-- What is being asked --
Look through the lines below and extract each one that contains "Gücü".

-- Input records --
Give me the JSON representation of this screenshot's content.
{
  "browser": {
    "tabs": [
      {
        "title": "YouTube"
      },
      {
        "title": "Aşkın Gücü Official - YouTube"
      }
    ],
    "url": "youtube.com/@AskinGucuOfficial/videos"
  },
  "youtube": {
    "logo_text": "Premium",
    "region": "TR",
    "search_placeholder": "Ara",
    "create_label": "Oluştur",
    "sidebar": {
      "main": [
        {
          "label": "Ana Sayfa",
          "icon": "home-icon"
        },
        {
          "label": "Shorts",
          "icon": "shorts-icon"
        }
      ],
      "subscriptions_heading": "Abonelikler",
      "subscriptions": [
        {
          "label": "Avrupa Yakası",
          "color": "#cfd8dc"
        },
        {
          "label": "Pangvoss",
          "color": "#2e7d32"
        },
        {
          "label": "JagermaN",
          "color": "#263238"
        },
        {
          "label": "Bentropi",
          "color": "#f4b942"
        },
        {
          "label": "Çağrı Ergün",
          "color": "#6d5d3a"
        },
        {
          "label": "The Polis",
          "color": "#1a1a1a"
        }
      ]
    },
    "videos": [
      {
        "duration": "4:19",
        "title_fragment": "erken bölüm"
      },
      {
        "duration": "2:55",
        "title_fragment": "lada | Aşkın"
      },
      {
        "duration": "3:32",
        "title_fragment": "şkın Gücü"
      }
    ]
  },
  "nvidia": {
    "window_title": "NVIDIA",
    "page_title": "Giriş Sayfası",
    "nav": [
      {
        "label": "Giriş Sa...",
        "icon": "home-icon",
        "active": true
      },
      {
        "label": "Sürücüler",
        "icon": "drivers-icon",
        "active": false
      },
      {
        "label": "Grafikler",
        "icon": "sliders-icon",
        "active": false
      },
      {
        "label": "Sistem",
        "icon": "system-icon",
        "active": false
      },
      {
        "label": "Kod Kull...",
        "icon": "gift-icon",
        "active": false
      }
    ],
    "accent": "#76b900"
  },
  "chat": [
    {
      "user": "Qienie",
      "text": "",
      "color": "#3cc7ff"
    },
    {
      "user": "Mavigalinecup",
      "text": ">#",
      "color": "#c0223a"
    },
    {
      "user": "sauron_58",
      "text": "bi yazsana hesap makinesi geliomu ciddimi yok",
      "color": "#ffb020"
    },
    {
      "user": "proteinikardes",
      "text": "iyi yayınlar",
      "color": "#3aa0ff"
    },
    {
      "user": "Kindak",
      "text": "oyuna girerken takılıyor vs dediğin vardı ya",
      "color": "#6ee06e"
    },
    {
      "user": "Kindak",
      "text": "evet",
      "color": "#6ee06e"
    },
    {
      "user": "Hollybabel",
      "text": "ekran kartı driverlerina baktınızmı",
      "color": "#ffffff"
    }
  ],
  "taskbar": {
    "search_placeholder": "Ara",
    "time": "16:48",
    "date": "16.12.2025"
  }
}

-- Answer to the exercise --
        "title": "Aşkın Gücü Official - YouTube"
        "title_fragment": "şkın Gücü"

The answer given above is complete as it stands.